(Dataset excerpts)
[start]

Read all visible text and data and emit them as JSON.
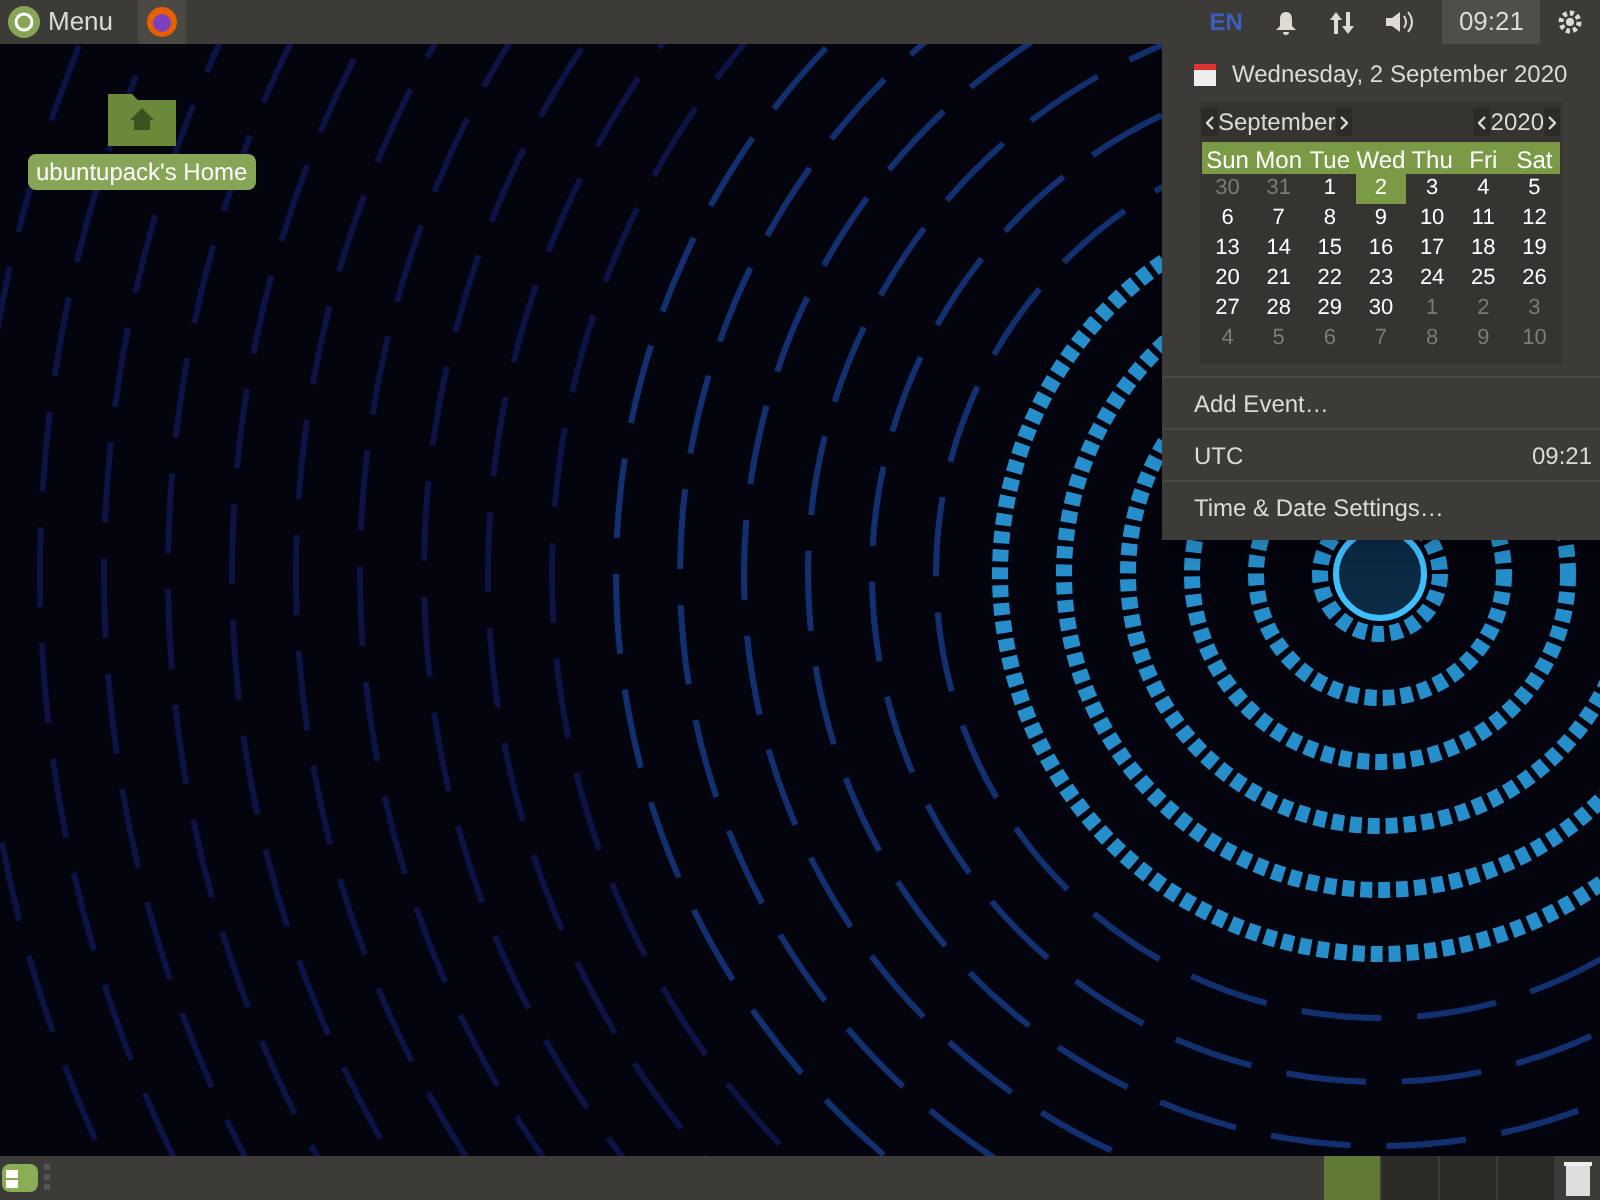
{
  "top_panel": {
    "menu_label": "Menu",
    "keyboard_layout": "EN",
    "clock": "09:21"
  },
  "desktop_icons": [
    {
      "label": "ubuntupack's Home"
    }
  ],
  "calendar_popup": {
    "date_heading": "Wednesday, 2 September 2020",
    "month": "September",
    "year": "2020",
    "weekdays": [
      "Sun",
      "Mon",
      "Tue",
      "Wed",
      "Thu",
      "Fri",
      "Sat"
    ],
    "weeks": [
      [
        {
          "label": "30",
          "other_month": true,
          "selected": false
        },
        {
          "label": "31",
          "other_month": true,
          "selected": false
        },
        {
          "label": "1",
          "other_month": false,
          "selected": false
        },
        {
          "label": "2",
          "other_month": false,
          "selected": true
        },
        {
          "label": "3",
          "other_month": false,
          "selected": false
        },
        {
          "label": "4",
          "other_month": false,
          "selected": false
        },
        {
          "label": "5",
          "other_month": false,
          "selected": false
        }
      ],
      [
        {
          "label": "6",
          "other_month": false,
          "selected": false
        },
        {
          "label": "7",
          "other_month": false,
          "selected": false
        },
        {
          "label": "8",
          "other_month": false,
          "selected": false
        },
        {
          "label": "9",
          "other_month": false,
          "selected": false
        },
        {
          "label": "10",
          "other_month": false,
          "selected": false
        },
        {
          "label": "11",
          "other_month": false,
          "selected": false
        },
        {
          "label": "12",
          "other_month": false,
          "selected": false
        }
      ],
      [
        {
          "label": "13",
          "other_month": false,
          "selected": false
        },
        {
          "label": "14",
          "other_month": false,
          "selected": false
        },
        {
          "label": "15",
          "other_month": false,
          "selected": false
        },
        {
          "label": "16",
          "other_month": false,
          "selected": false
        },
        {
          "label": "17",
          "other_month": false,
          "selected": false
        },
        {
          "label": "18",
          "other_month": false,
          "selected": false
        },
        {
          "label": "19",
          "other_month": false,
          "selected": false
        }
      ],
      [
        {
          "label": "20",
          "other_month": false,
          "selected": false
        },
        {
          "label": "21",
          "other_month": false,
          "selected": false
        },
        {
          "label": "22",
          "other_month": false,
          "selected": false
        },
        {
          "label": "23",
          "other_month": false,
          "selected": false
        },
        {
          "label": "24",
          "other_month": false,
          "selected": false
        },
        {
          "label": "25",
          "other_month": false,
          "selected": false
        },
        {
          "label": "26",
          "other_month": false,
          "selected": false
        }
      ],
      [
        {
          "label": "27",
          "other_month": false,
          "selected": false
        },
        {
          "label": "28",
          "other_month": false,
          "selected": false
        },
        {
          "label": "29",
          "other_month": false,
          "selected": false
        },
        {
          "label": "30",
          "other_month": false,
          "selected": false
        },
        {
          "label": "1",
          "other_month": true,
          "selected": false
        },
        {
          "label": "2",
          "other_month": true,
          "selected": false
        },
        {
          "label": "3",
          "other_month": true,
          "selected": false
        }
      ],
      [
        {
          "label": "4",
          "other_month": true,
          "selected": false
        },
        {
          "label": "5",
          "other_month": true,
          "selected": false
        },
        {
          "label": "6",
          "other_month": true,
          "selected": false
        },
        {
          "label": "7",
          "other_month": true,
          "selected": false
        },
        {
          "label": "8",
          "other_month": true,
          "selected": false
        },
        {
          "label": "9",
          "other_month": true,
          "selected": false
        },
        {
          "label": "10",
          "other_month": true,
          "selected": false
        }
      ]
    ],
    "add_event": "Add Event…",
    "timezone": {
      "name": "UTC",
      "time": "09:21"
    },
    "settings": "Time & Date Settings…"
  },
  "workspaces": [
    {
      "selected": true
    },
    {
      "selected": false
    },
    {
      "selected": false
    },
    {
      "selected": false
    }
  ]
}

[end]

● **WHAT YOU ARE ASKED TO DO**
Find the lines of the material that hold the word "September" and report their count alone.

● **SOLUTION BELOW**
2